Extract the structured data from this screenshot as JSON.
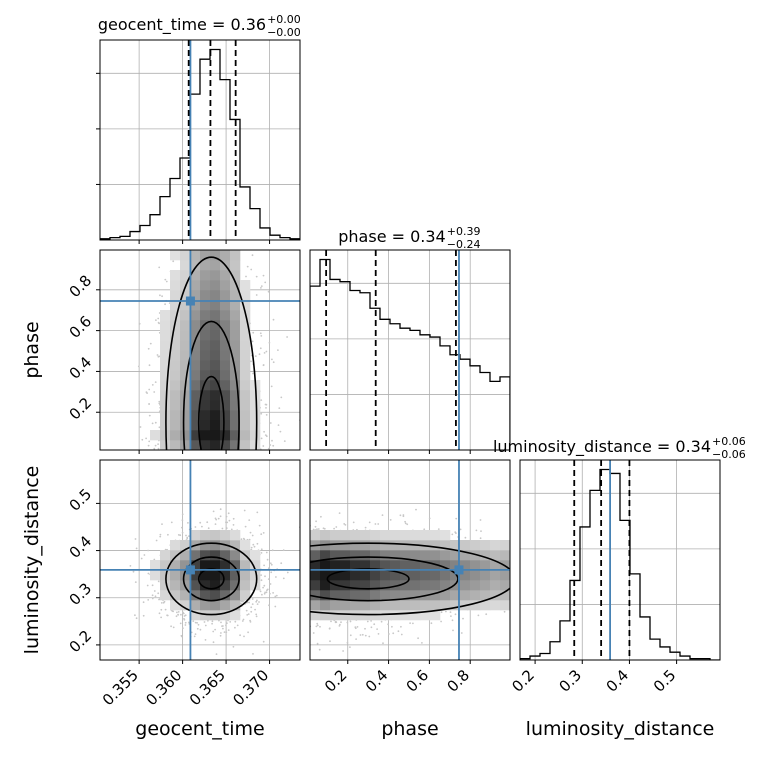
{
  "chart_data": {
    "type": "corner",
    "parameters": [
      "geocent_time",
      "phase",
      "luminosity_distance"
    ],
    "axis_labels": {
      "x": [
        "geocent_time",
        "phase",
        "luminosity_distance"
      ],
      "y": [
        "phase",
        "luminosity_distance"
      ]
    },
    "titles": [
      {
        "name": "geocent_time",
        "median": "0.36",
        "plus": "+0.00",
        "minus": "−0.00"
      },
      {
        "name": "phase",
        "median": "0.34",
        "plus": "+0.39",
        "minus": "−0.24"
      },
      {
        "name": "luminosity_distance",
        "median": "0.34",
        "plus": "+0.06",
        "minus": "−0.06"
      }
    ],
    "ranges": {
      "geocent_time": [
        0.3505,
        0.3735
      ],
      "phase": [
        0.015,
        0.995
      ],
      "luminosity_distance": [
        0.168,
        0.592
      ]
    },
    "ticks": {
      "geocent_time": [
        "0.355",
        "0.360",
        "0.365",
        "0.370"
      ],
      "phase": [
        "0.2",
        "0.4",
        "0.6",
        "0.8"
      ],
      "luminosity_distance": [
        "0.2",
        "0.3",
        "0.4",
        "0.5"
      ]
    },
    "truths": {
      "geocent_time": 0.3609,
      "phase": 0.745,
      "luminosity_distance": 0.359
    },
    "quantiles": {
      "geocent_time": [
        0.3607,
        0.3632,
        0.3661
      ],
      "phase": [
        0.094,
        0.337,
        0.73
      ],
      "luminosity_distance": [
        0.283,
        0.34,
        0.4
      ]
    },
    "histograms": {
      "geocent_time": {
        "edges": [
          0.3505,
          0.35165,
          0.3528,
          0.35395,
          0.3551,
          0.35625,
          0.3574,
          0.35855,
          0.3597,
          0.36085,
          0.362,
          0.36315,
          0.3643,
          0.36545,
          0.3666,
          0.36775,
          0.3689,
          0.37005,
          0.3712,
          0.37235,
          0.3735
        ],
        "counts": [
          1,
          2,
          3,
          7,
          12,
          21,
          36,
          51,
          68,
          121,
          150,
          158,
          133,
          100,
          44,
          26,
          10,
          4,
          2,
          1
        ]
      },
      "phase": {
        "edges": [
          0.015,
          0.064,
          0.113,
          0.162,
          0.211,
          0.26,
          0.309,
          0.358,
          0.407,
          0.456,
          0.505,
          0.554,
          0.603,
          0.652,
          0.701,
          0.75,
          0.799,
          0.848,
          0.897,
          0.946,
          0.995
        ],
        "counts": [
          74,
          86,
          77,
          76,
          72,
          71,
          64,
          59,
          57,
          55,
          54,
          52,
          51,
          47,
          43,
          41,
          38,
          35,
          31,
          33
        ]
      },
      "luminosity_distance": {
        "edges": [
          0.168,
          0.1892,
          0.2104,
          0.2316,
          0.2528,
          0.274,
          0.2952,
          0.3164,
          0.3376,
          0.3588,
          0.38,
          0.4012,
          0.4224,
          0.4436,
          0.4648,
          0.486,
          0.5072,
          0.5284,
          0.5496,
          0.5708,
          0.592
        ],
        "counts": [
          1,
          3,
          5,
          14,
          30,
          61,
          102,
          130,
          146,
          143,
          107,
          66,
          33,
          16,
          10,
          6,
          3,
          1,
          1,
          0
        ]
      }
    }
  }
}
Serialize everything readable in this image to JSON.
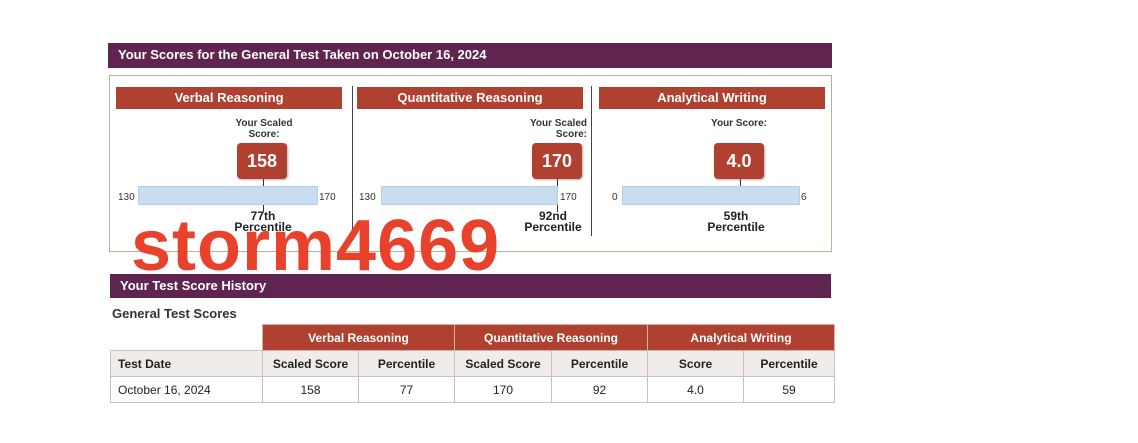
{
  "score_report": {
    "title": "Your Scores for the General Test Taken on October 16, 2024",
    "sections": [
      {
        "name": "Verbal Reasoning",
        "scaled_label": "Your Scaled Score:",
        "score": "158",
        "score_value": 158,
        "min": "130",
        "max": "170",
        "min_value": 130,
        "max_value": 170,
        "percentile_rank": "77th",
        "percentile_word": "Percentile"
      },
      {
        "name": "Quantitative Reasoning",
        "scaled_label": "Your Scaled Score:",
        "score": "170",
        "score_value": 170,
        "min": "130",
        "max": "170",
        "min_value": 130,
        "max_value": 170,
        "percentile_rank": "92nd",
        "percentile_word": "Percentile"
      },
      {
        "name": "Analytical Writing",
        "scaled_label": "Your Score:",
        "score": "4.0",
        "score_value": 4.0,
        "min": "0",
        "max": "6",
        "min_value": 0,
        "max_value": 6,
        "percentile_rank": "59th",
        "percentile_word": "Percentile"
      }
    ]
  },
  "watermark": "storm4669",
  "history": {
    "title": "Your Test Score History",
    "subtitle": "General Test Scores",
    "groups": [
      "Verbal Reasoning",
      "Quantitative Reasoning",
      "Analytical Writing"
    ],
    "columns": [
      "Test Date",
      "Scaled Score",
      "Percentile",
      "Scaled Score",
      "Percentile",
      "Score",
      "Percentile"
    ],
    "rows": [
      [
        "October 16, 2024",
        "158",
        "77",
        "170",
        "92",
        "4.0",
        "59"
      ]
    ]
  },
  "colors": {
    "header_purple": "#5f2450",
    "section_red": "#b0402f",
    "track_blue": "#c9ddf0",
    "watermark_red": "#e8412c"
  }
}
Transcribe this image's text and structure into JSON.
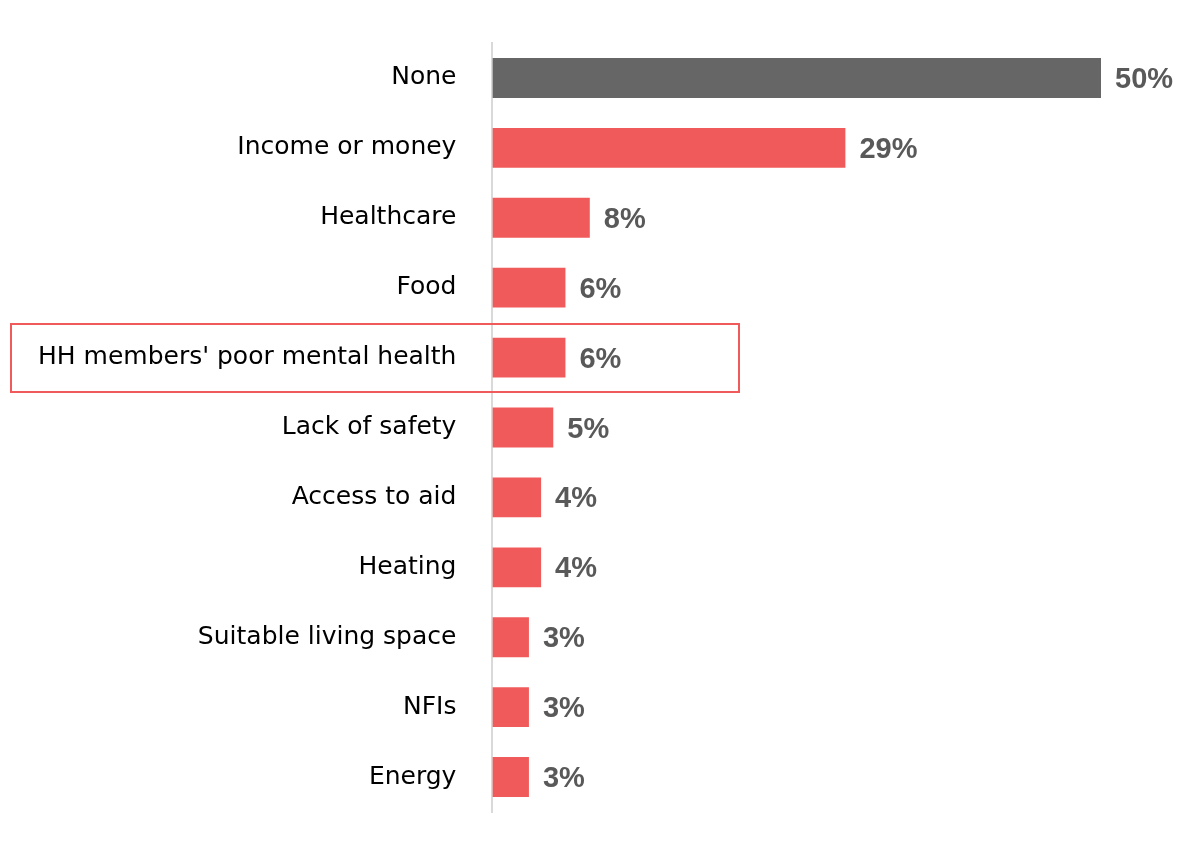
{
  "chart_data": {
    "type": "bar",
    "orientation": "horizontal",
    "categories": [
      "None",
      "Income or money",
      "Healthcare",
      "Food",
      "HH members' poor mental health",
      "Lack of safety",
      "Access to aid",
      "Heating",
      "Suitable living space",
      "NFIs",
      "Energy"
    ],
    "values": [
      50,
      29,
      8,
      6,
      6,
      5,
      4,
      4,
      3,
      3,
      3
    ],
    "colors": [
      "#666666",
      "#f15a5a",
      "#f15a5a",
      "#f15a5a",
      "#f15a5a",
      "#f15a5a",
      "#f15a5a",
      "#f15a5a",
      "#f15a5a",
      "#f15a5a",
      "#f15a5a"
    ],
    "value_labels": [
      "50%",
      "29%",
      "8%",
      "6%",
      "6%",
      "5%",
      "4%",
      "4%",
      "3%",
      "3%",
      "3%"
    ],
    "legend": false
  }
}
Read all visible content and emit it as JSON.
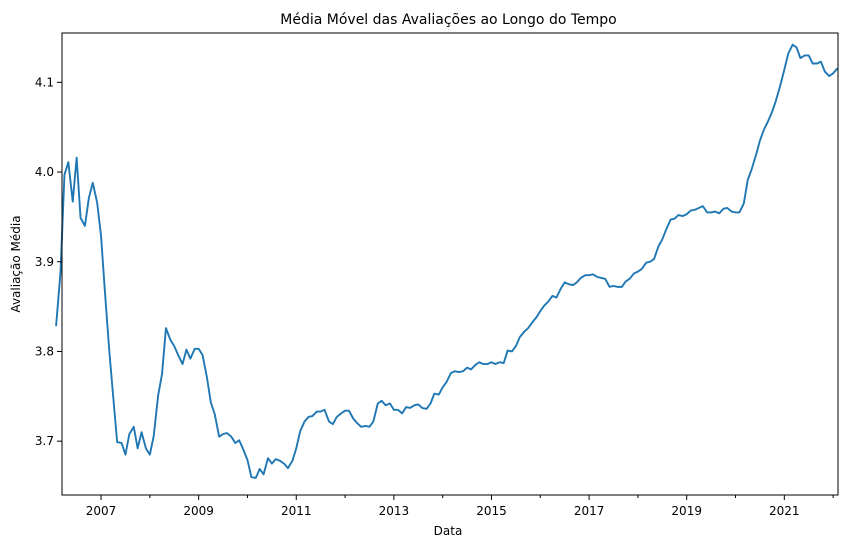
{
  "chart_data": {
    "type": "line",
    "title": "Média Móvel das Avaliações ao Longo do Tempo",
    "xlabel": "Data",
    "ylabel": "Avaliação Média",
    "xlim": [
      2006.2,
      2022.1
    ],
    "ylim": [
      3.64,
      4.155
    ],
    "x_ticks": [
      2007,
      2009,
      2011,
      2013,
      2015,
      2017,
      2019,
      2021
    ],
    "x_tick_labels": [
      "2007",
      "2009",
      "2011",
      "2013",
      "2015",
      "2017",
      "2019",
      "2021"
    ],
    "x_minor_ticks": [
      2008,
      2010,
      2012,
      2014,
      2016,
      2018,
      2020,
      2022
    ],
    "y_ticks": [
      3.7,
      3.8,
      3.9,
      4.0,
      4.1
    ],
    "y_tick_labels": [
      "3.7",
      "3.8",
      "3.9",
      "4.0",
      "4.1"
    ],
    "grid": false,
    "line_color": "#1f77b4",
    "series": [
      {
        "x": [
          2006.08,
          2006.17,
          2006.25,
          2006.33,
          2006.42,
          2006.5,
          2006.58,
          2006.67,
          2006.75,
          2006.83,
          2006.92,
          2007.0,
          2007.08,
          2007.17,
          2007.25,
          2007.33,
          2007.42,
          2007.5,
          2007.58,
          2007.67,
          2007.75,
          2007.83,
          2007.92,
          2008.0,
          2008.08,
          2008.17,
          2008.25,
          2008.33,
          2008.42,
          2008.5,
          2008.58,
          2008.67,
          2008.75,
          2008.83,
          2008.92,
          2009.0,
          2009.08,
          2009.17,
          2009.25,
          2009.33,
          2009.42,
          2009.5,
          2009.58,
          2009.67,
          2009.75,
          2009.83,
          2009.92,
          2010.0,
          2010.08,
          2010.17,
          2010.25,
          2010.33,
          2010.42,
          2010.5,
          2010.58,
          2010.67,
          2010.75,
          2010.83,
          2010.92,
          2011.0,
          2011.08,
          2011.17,
          2011.25,
          2011.33,
          2011.42,
          2011.5,
          2011.58,
          2011.67,
          2011.75,
          2011.83,
          2011.92,
          2012.0,
          2012.08,
          2012.17,
          2012.25,
          2012.33,
          2012.42,
          2012.5,
          2012.58,
          2012.67,
          2012.75,
          2012.83,
          2012.92,
          2013.0,
          2013.08,
          2013.17,
          2013.25,
          2013.33,
          2013.42,
          2013.5,
          2013.58,
          2013.67,
          2013.75,
          2013.83,
          2013.92,
          2014.0,
          2014.08,
          2014.17,
          2014.25,
          2014.33,
          2014.42,
          2014.5,
          2014.58,
          2014.67,
          2014.75,
          2014.83,
          2014.92,
          2015.0,
          2015.08,
          2015.17,
          2015.25,
          2015.33,
          2015.42,
          2015.5,
          2015.58,
          2015.67,
          2015.75,
          2015.83,
          2015.92,
          2016.0,
          2016.08,
          2016.17,
          2016.25,
          2016.33,
          2016.42,
          2016.5,
          2016.58,
          2016.67,
          2016.75,
          2016.83,
          2016.92,
          2017.0,
          2017.08,
          2017.17,
          2017.25,
          2017.33,
          2017.42,
          2017.5,
          2017.58,
          2017.67,
          2017.75,
          2017.83,
          2017.92,
          2018.0,
          2018.08,
          2018.17,
          2018.25,
          2018.33,
          2018.42,
          2018.5,
          2018.58,
          2018.67,
          2018.75,
          2018.83,
          2018.92,
          2019.0,
          2019.08,
          2019.17,
          2019.25,
          2019.33,
          2019.42,
          2019.5,
          2019.58,
          2019.67,
          2019.75,
          2019.83,
          2019.92,
          2020.0,
          2020.08,
          2020.17,
          2020.25,
          2020.33,
          2020.42,
          2020.5,
          2020.58,
          2020.67,
          2020.75,
          2020.83,
          2020.92,
          2021.0,
          2021.08,
          2021.17,
          2021.25,
          2021.33,
          2021.42,
          2021.5,
          2021.58,
          2021.67,
          2021.75,
          2021.83,
          2021.92,
          2022.0,
          2022.08
        ],
        "values": [
          3.829,
          3.889,
          3.997,
          4.011,
          3.967,
          4.016,
          3.949,
          3.94,
          3.971,
          3.988,
          3.966,
          3.929,
          3.866,
          3.8,
          3.749,
          3.699,
          3.698,
          3.685,
          3.708,
          3.716,
          3.692,
          3.71,
          3.692,
          3.685,
          3.706,
          3.751,
          3.775,
          3.826,
          3.813,
          3.806,
          3.796,
          3.786,
          3.802,
          3.792,
          3.803,
          3.803,
          3.796,
          3.771,
          3.743,
          3.73,
          3.705,
          3.708,
          3.709,
          3.705,
          3.698,
          3.701,
          3.69,
          3.679,
          3.66,
          3.659,
          3.669,
          3.663,
          3.681,
          3.675,
          3.68,
          3.678,
          3.675,
          3.67,
          3.678,
          3.692,
          3.711,
          3.722,
          3.727,
          3.728,
          3.733,
          3.733,
          3.735,
          3.722,
          3.719,
          3.727,
          3.731,
          3.734,
          3.734,
          3.725,
          3.72,
          3.716,
          3.717,
          3.716,
          3.722,
          3.742,
          3.745,
          3.74,
          3.742,
          3.735,
          3.735,
          3.731,
          3.738,
          3.737,
          3.74,
          3.741,
          3.737,
          3.736,
          3.742,
          3.753,
          3.752,
          3.76,
          3.766,
          3.776,
          3.778,
          3.777,
          3.778,
          3.782,
          3.78,
          3.785,
          3.788,
          3.786,
          3.786,
          3.788,
          3.786,
          3.788,
          3.787,
          3.801,
          3.8,
          3.806,
          3.816,
          3.822,
          3.826,
          3.832,
          3.838,
          3.845,
          3.851,
          3.856,
          3.862,
          3.86,
          3.87,
          3.877,
          3.875,
          3.874,
          3.877,
          3.882,
          3.885,
          3.885,
          3.886,
          3.883,
          3.882,
          3.881,
          3.872,
          3.873,
          3.872,
          3.872,
          3.878,
          3.881,
          3.887,
          3.889,
          3.892,
          3.899,
          3.9,
          3.903,
          3.917,
          3.925,
          3.936,
          3.947,
          3.948,
          3.952,
          3.951,
          3.953,
          3.957,
          3.958,
          3.96,
          3.962,
          3.955,
          3.955,
          3.956,
          3.954,
          3.959,
          3.96,
          3.956,
          3.955,
          3.955,
          3.965,
          3.991,
          4.003,
          4.019,
          4.035,
          4.047,
          4.057,
          4.067,
          4.08,
          4.097,
          4.114,
          4.132,
          4.142,
          4.139,
          4.127,
          4.13,
          4.13,
          4.121,
          4.121,
          4.123,
          4.112,
          4.107,
          4.11,
          4.115
        ]
      }
    ]
  }
}
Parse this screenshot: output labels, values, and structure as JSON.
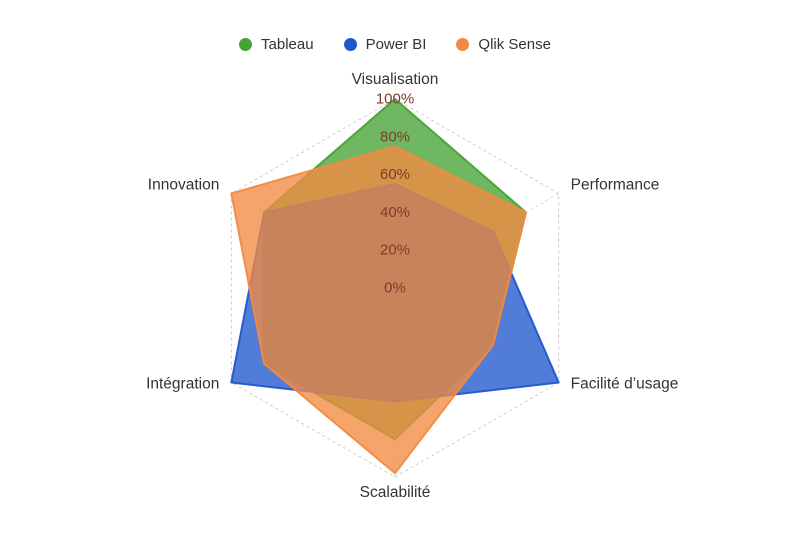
{
  "chart_data": {
    "type": "radar",
    "title": "",
    "axes": [
      "Visualisation",
      "Performance",
      "Facilité d’usage",
      "Scalabilité",
      "Intégration",
      "Innovation"
    ],
    "tick_labels": [
      "0%",
      "20%",
      "40%",
      "60%",
      "80%",
      "100%"
    ],
    "tick_values": [
      0,
      20,
      40,
      60,
      80,
      100
    ],
    "rmin": 0,
    "rmax": 100,
    "series": [
      {
        "name": "Tableau",
        "color": "#47a335",
        "values": [
          100,
          80,
          60,
          80,
          80,
          80
        ]
      },
      {
        "name": "Power BI",
        "color": "#2057cd",
        "values": [
          55,
          60,
          100,
          60,
          100,
          80
        ]
      },
      {
        "name": "Qlik Sense",
        "color": "#f28a41",
        "values": [
          75,
          80,
          60,
          98,
          80,
          100
        ]
      }
    ],
    "legend_position": "top",
    "grid": {
      "style": "dashed",
      "color": "#c9c9c9",
      "spoke_color": "#d4d4d4",
      "rings": [
        100
      ],
      "spokes": true
    },
    "fill_opacity": 0.78
  },
  "colors": {
    "background": "#ffffff",
    "axis_label": "#333333",
    "tick_label": "#7e3b2c"
  }
}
□ □ □
What is needed:
Go through the records and pull out each line that includes the word "October".

Answer for this exercise:
    "title": "Your Scores for the General Test Taken on October 16, 2024",
        "October 16, 2024",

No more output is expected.